**Data supplied**
(begin)
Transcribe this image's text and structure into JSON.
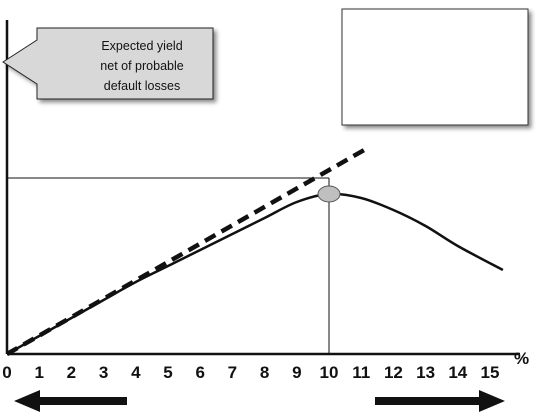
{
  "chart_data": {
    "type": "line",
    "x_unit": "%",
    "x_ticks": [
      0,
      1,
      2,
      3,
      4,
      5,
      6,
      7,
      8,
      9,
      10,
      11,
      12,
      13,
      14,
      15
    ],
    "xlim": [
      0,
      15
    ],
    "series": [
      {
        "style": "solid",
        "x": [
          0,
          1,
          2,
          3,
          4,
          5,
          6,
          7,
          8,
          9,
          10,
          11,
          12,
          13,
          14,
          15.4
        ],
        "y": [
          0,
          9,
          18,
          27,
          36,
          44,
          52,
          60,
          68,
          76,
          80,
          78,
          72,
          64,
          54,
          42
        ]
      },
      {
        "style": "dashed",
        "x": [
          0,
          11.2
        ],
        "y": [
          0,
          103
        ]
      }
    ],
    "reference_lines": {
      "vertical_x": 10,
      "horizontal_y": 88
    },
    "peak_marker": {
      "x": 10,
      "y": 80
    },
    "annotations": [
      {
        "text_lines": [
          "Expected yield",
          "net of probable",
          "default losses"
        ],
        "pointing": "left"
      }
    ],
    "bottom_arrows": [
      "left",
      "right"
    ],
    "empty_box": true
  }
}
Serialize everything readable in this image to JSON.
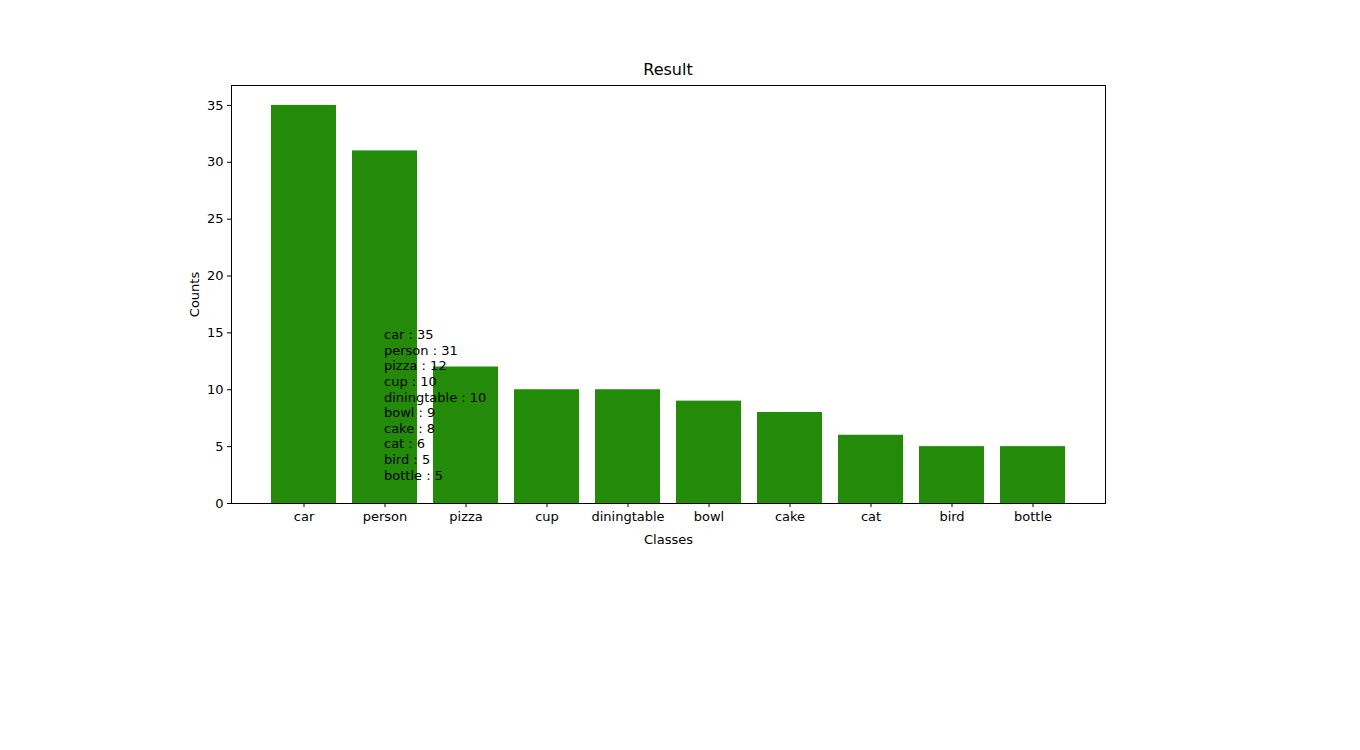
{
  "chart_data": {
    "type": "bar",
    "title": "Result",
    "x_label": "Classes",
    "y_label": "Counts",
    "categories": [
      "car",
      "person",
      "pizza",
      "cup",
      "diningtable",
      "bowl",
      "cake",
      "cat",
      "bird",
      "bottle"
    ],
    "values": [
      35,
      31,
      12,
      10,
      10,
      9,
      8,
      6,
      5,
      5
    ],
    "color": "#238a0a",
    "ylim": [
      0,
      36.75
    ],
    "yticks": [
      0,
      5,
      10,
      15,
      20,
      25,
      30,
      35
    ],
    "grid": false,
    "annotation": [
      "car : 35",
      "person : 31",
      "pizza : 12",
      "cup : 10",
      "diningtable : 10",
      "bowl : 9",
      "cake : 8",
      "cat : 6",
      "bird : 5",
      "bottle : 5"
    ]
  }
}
(end)
**Short problem**
All records should be output exactly, with the pictures left out.

**Written reply**
Transcribe this image's text and structure into JSON.
{
  "chart_data": {
    "type": "line",
    "x_unit": "%",
    "x_ticks": [
      0,
      1,
      2,
      3,
      4,
      5,
      6,
      7,
      8,
      9,
      10,
      11,
      12,
      13,
      14,
      15
    ],
    "xlim": [
      0,
      15
    ],
    "series": [
      {
        "style": "solid",
        "x": [
          0,
          1,
          2,
          3,
          4,
          5,
          6,
          7,
          8,
          9,
          10,
          11,
          12,
          13,
          14,
          15.4
        ],
        "y": [
          0,
          9,
          18,
          27,
          36,
          44,
          52,
          60,
          68,
          76,
          80,
          78,
          72,
          64,
          54,
          42
        ]
      },
      {
        "style": "dashed",
        "x": [
          0,
          11.2
        ],
        "y": [
          0,
          103
        ]
      }
    ],
    "reference_lines": {
      "vertical_x": 10,
      "horizontal_y": 88
    },
    "peak_marker": {
      "x": 10,
      "y": 80
    },
    "annotations": [
      {
        "text_lines": [
          "Expected yield",
          "net of probable",
          "default losses"
        ],
        "pointing": "left"
      }
    ],
    "bottom_arrows": [
      "left",
      "right"
    ],
    "empty_box": true
  }
}
Serialize everything readable in this image to JSON.
{
  "chart_data": {
    "type": "bar",
    "title": "Result",
    "x_label": "Classes",
    "y_label": "Counts",
    "categories": [
      "car",
      "person",
      "pizza",
      "cup",
      "diningtable",
      "bowl",
      "cake",
      "cat",
      "bird",
      "bottle"
    ],
    "values": [
      35,
      31,
      12,
      10,
      10,
      9,
      8,
      6,
      5,
      5
    ],
    "color": "#238a0a",
    "ylim": [
      0,
      36.75
    ],
    "yticks": [
      0,
      5,
      10,
      15,
      20,
      25,
      30,
      35
    ],
    "grid": false,
    "annotation": [
      "car : 35",
      "person : 31",
      "pizza : 12",
      "cup : 10",
      "diningtable : 10",
      "bowl : 9",
      "cake : 8",
      "cat : 6",
      "bird : 5",
      "bottle : 5"
    ]
  }
}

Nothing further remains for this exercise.